Requirements: Locate each line with the string "name" in the listing below and copy it.

[Figure record extracts]
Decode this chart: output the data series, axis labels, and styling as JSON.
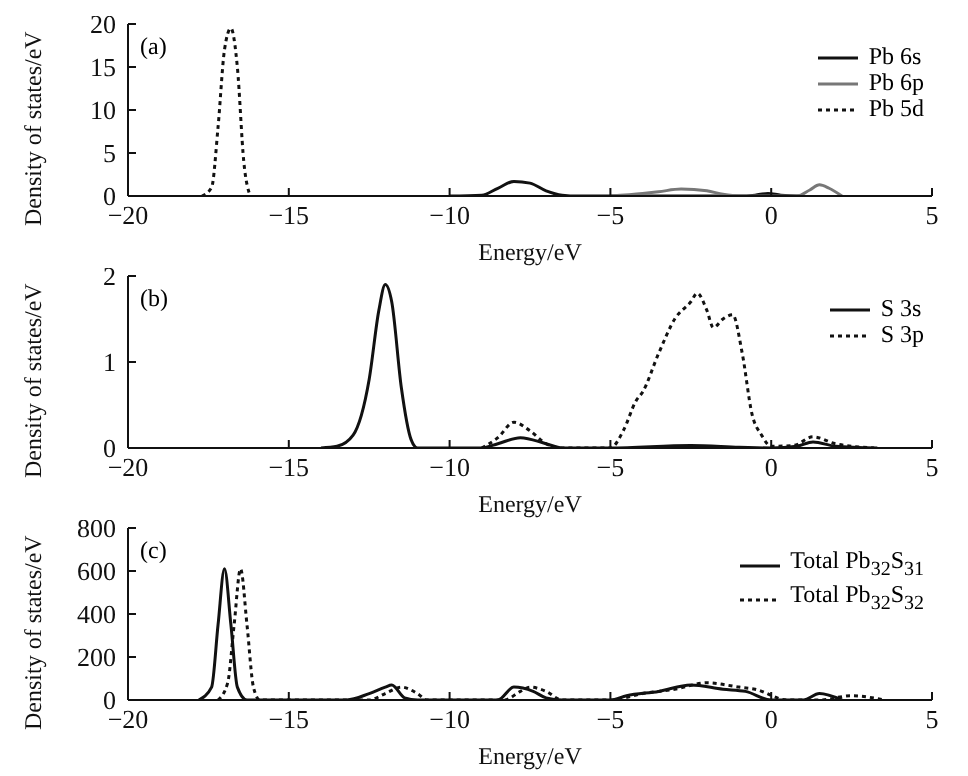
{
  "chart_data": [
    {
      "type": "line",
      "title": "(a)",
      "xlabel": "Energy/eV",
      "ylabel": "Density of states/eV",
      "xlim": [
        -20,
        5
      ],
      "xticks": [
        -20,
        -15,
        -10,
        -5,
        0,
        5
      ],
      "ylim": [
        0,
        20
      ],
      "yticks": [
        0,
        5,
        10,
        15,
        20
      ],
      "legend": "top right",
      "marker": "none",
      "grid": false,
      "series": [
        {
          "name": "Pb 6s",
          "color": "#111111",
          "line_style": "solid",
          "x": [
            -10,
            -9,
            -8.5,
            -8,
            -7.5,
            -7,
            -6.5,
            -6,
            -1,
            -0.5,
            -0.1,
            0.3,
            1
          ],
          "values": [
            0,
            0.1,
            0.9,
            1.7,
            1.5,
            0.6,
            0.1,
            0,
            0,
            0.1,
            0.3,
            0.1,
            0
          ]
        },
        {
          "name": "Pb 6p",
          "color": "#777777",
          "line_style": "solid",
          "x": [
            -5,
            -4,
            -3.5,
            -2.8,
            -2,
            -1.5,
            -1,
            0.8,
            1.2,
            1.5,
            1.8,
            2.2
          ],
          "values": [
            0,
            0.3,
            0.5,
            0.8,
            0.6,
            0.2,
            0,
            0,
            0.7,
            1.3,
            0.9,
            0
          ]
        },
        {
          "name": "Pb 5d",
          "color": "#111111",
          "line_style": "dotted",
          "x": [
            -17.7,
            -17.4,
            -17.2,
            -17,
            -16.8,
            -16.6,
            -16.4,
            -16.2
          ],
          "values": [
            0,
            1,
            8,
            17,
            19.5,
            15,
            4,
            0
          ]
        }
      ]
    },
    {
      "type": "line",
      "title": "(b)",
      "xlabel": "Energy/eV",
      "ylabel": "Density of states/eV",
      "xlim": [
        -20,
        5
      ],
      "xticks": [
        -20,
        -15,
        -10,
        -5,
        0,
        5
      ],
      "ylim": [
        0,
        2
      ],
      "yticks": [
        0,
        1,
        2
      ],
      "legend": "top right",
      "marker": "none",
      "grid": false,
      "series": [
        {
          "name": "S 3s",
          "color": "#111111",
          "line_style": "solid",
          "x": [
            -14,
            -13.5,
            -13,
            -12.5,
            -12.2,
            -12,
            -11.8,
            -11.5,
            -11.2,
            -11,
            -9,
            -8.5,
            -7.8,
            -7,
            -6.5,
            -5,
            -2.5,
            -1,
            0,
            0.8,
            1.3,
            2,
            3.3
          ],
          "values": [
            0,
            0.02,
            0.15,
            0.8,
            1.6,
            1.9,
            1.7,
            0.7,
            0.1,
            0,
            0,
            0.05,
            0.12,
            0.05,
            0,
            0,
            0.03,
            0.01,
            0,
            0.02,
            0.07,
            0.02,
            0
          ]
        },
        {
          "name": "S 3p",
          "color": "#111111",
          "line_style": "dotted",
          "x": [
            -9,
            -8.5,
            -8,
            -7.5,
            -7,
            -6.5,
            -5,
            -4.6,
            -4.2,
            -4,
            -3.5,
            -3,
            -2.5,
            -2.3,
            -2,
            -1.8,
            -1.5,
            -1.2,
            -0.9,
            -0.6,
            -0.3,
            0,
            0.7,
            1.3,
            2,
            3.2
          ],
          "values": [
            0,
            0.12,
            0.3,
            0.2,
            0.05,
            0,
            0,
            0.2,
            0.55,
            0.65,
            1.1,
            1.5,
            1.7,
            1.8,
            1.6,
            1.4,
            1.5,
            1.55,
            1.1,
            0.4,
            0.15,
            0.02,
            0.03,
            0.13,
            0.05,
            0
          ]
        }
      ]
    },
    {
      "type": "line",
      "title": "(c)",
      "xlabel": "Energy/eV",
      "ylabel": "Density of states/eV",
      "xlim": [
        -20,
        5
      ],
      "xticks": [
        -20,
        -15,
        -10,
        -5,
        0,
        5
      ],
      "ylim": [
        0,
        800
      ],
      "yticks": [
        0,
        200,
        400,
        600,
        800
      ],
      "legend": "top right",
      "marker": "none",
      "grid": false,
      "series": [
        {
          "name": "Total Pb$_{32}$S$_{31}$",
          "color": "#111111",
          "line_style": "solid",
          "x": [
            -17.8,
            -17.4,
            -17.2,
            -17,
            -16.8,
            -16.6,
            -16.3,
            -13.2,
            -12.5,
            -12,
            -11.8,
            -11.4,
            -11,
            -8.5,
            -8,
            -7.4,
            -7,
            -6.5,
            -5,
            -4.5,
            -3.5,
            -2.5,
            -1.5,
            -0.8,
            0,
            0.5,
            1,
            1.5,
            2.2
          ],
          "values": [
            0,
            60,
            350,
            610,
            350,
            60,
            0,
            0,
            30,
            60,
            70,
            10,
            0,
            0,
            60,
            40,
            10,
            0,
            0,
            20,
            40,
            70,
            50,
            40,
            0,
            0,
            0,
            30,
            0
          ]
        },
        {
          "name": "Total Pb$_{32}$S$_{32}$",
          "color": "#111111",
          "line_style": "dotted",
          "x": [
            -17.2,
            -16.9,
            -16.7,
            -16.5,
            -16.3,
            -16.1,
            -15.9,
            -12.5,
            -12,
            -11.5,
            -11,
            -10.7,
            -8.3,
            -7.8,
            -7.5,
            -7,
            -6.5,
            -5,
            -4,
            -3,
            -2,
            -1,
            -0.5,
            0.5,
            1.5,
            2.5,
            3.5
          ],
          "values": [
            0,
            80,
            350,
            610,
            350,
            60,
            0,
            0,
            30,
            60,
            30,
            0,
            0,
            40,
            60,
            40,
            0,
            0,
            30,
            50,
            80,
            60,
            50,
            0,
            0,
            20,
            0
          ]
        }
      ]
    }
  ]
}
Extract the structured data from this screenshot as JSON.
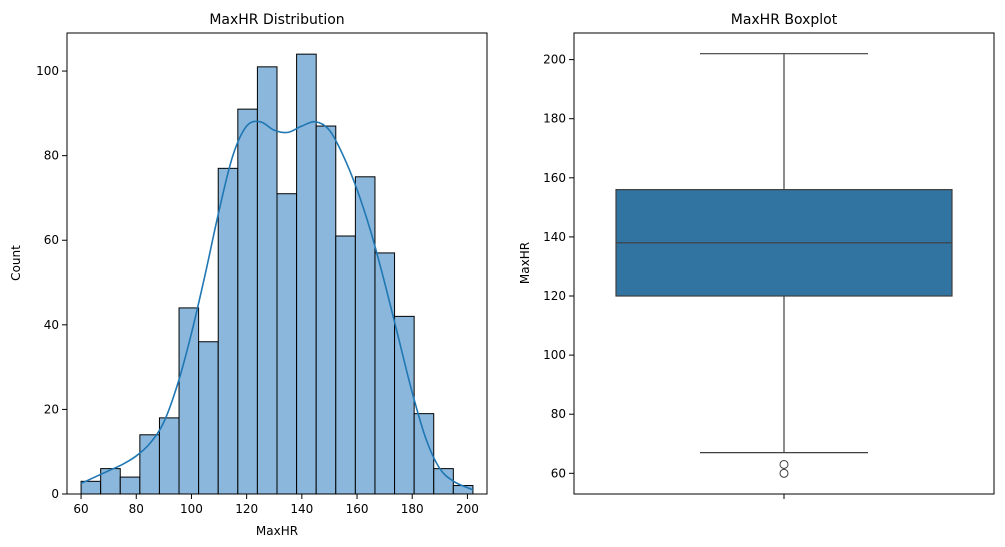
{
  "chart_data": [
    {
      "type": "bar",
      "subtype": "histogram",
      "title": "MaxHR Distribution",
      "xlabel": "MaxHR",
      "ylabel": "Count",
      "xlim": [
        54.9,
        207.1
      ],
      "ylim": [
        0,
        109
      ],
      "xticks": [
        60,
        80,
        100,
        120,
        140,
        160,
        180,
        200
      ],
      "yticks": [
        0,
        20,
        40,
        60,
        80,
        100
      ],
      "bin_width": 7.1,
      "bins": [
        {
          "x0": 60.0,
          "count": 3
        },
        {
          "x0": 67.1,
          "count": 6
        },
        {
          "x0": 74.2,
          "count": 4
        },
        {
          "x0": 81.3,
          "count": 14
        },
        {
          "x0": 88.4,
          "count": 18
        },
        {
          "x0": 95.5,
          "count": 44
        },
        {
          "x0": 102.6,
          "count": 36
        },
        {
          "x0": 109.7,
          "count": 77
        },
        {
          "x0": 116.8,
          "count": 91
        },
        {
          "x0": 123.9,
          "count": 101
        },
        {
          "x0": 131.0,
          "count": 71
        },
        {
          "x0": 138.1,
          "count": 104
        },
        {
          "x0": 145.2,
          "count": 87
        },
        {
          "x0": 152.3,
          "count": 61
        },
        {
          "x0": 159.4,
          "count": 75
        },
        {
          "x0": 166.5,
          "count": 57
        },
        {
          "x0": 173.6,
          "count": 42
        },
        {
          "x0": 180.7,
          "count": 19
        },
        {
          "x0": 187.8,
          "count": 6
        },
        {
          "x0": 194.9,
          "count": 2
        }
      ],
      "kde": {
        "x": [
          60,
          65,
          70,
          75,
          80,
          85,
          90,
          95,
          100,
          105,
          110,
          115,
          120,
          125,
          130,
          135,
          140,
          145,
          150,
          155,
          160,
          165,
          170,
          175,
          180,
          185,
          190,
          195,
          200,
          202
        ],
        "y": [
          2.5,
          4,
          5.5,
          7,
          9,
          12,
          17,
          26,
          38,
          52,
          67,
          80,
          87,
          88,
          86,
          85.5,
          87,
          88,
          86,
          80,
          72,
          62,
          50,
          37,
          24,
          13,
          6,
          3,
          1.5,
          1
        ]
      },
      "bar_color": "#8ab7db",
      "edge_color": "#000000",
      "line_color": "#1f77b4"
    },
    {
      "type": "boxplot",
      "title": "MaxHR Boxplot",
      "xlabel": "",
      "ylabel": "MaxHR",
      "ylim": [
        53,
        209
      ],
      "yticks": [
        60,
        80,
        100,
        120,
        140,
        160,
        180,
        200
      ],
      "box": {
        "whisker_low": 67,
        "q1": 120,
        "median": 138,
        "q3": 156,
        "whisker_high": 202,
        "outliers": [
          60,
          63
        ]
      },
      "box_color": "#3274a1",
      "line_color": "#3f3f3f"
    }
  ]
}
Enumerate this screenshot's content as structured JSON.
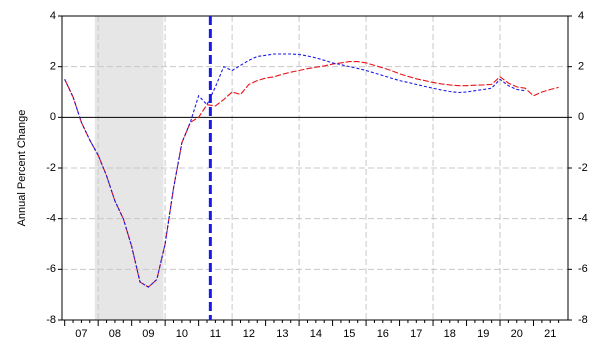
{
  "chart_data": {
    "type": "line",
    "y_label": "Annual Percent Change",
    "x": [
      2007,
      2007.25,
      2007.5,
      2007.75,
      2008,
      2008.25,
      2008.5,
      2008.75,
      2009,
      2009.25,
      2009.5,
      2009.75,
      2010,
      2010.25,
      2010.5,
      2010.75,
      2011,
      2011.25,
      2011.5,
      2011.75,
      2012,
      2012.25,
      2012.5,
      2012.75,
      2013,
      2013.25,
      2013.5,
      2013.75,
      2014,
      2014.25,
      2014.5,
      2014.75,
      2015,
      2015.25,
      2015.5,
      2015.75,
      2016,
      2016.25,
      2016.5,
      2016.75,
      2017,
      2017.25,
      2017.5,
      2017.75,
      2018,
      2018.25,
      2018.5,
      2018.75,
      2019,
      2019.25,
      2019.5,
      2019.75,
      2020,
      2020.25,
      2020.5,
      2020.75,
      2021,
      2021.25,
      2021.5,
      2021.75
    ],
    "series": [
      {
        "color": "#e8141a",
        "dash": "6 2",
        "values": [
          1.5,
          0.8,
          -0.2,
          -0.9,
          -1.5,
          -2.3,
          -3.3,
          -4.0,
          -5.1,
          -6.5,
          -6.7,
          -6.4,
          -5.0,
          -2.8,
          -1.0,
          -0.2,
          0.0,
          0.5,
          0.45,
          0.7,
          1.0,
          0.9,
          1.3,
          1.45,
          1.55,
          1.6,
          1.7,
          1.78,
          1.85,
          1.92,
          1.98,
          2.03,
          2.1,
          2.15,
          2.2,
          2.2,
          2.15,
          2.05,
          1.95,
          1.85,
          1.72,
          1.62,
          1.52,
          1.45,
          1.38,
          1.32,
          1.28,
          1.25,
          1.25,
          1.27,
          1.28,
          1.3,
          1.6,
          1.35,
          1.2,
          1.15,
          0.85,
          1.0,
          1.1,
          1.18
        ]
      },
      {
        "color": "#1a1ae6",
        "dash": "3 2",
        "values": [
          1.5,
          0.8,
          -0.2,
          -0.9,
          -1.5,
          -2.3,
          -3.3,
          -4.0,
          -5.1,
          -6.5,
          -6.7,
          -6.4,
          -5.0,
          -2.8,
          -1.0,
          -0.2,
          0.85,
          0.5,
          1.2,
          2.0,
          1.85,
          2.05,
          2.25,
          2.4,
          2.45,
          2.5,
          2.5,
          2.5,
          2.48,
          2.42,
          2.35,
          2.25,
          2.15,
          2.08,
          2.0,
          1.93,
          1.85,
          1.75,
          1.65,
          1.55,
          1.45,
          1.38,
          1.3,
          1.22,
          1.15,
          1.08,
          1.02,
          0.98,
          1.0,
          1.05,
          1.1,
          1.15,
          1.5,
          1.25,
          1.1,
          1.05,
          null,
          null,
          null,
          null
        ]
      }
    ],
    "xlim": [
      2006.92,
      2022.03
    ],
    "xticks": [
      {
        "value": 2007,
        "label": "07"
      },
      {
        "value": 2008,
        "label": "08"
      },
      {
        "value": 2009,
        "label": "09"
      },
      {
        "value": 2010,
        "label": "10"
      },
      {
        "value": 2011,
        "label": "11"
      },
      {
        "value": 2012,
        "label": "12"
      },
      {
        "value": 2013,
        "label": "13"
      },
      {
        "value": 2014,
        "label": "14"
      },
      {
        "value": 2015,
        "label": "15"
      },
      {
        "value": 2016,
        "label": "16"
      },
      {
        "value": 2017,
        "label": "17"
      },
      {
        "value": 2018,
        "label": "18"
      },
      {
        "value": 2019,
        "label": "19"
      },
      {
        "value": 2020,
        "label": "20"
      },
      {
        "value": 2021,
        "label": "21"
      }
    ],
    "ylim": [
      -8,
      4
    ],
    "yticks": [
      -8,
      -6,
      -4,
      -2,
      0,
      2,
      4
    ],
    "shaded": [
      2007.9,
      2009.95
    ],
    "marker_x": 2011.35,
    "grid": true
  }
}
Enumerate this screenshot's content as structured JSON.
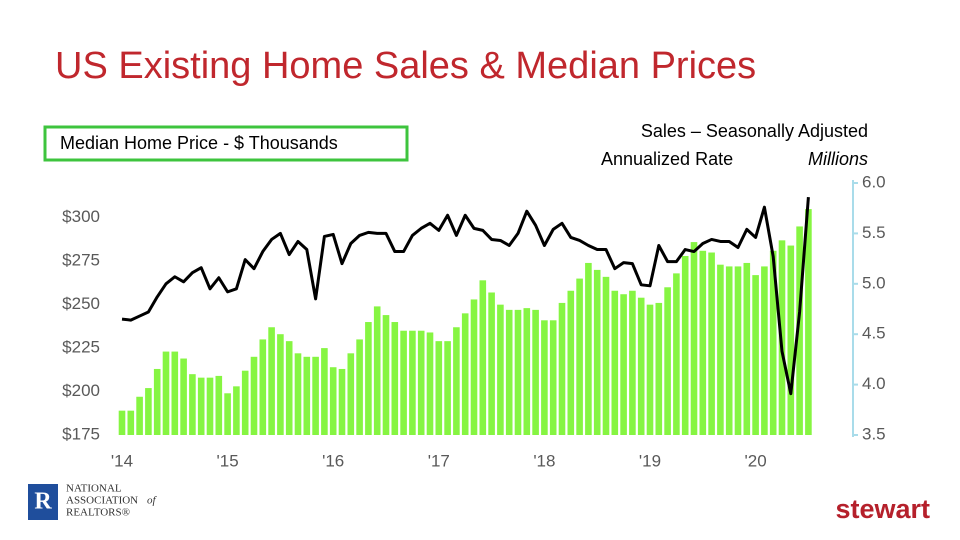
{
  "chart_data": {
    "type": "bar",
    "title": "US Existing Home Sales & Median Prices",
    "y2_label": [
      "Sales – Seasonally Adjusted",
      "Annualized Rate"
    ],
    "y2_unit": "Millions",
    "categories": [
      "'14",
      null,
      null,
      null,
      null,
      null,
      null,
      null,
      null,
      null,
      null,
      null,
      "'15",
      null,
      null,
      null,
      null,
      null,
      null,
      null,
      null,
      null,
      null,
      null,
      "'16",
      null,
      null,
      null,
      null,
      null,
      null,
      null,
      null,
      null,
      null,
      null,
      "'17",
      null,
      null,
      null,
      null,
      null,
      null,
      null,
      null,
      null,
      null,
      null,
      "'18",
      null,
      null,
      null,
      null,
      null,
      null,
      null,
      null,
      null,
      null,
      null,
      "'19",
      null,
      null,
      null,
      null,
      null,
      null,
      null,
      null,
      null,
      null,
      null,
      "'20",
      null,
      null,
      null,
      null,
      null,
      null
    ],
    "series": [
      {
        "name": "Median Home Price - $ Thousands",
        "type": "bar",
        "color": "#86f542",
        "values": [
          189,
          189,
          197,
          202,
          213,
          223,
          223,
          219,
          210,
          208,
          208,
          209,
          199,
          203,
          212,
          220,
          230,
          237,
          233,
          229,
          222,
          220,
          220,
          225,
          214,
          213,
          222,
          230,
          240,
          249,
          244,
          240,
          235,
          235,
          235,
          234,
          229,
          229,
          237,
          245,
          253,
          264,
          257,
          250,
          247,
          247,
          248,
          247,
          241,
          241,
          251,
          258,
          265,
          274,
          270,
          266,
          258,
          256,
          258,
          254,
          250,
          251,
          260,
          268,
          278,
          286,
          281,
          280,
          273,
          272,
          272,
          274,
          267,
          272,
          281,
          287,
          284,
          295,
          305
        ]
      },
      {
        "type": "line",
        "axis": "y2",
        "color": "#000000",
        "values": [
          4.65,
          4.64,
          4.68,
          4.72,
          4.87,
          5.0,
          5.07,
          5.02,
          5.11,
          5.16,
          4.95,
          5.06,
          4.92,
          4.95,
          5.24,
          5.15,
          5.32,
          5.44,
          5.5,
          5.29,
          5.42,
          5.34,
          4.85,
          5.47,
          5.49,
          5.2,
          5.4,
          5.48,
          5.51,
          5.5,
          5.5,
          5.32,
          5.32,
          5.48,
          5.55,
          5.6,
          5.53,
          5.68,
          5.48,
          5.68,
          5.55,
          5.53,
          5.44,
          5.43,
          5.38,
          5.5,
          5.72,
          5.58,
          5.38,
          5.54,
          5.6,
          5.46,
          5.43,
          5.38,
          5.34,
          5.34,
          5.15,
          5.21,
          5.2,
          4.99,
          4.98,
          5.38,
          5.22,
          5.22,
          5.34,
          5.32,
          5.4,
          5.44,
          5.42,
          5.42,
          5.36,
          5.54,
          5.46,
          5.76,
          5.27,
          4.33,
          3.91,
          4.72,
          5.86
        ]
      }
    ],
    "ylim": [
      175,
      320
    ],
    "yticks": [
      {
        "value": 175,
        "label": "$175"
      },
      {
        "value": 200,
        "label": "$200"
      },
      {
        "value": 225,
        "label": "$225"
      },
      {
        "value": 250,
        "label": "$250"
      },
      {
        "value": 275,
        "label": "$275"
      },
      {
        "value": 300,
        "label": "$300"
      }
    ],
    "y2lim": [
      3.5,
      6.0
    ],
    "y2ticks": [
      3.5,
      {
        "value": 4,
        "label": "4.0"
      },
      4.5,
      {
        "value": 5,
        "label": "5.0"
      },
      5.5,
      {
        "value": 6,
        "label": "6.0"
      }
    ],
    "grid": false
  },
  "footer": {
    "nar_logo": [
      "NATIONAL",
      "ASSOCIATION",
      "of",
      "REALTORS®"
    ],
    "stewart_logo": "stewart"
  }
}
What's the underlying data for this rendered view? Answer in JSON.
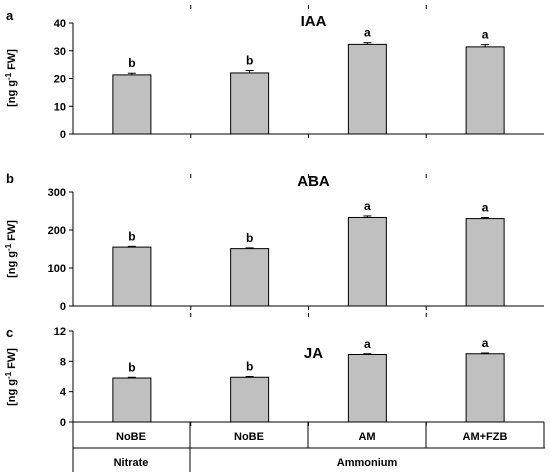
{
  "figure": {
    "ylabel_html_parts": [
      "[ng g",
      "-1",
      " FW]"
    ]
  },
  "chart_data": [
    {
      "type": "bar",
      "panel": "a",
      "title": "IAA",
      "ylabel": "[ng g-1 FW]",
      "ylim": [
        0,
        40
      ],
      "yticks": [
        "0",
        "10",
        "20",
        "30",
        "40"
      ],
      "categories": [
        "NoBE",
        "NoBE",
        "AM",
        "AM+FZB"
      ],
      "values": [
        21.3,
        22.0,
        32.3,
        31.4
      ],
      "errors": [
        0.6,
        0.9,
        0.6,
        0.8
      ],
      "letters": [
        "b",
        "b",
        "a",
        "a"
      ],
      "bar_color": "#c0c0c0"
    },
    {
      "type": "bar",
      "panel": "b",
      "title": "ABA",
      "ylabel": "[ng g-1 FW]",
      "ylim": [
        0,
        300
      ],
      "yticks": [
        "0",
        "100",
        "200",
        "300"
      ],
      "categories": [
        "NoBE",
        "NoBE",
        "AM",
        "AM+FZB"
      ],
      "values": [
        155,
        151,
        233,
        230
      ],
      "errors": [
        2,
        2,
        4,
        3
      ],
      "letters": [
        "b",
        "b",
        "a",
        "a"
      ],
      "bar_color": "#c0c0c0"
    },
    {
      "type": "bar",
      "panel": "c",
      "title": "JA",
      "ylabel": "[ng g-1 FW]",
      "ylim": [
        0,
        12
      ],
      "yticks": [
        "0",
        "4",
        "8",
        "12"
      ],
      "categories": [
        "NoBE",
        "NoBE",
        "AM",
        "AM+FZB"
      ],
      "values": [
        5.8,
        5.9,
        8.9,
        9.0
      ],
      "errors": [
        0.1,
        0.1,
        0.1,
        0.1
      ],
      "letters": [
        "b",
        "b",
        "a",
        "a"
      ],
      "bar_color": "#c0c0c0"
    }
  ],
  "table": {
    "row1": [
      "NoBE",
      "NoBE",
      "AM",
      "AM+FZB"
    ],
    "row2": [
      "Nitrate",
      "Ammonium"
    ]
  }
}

Written reply:
          "name": "Pb 6s",
          "name": "Pb 6p",
          "name": "Pb 5d",
          "name": "S 3s",
          "name": "S 3p",
          "name": "Total Pb$_{32}$S$_{31}$",
          "name": "Total Pb$_{32}$S$_{32}$",
        "name": "Median Home Price - $ Thousands",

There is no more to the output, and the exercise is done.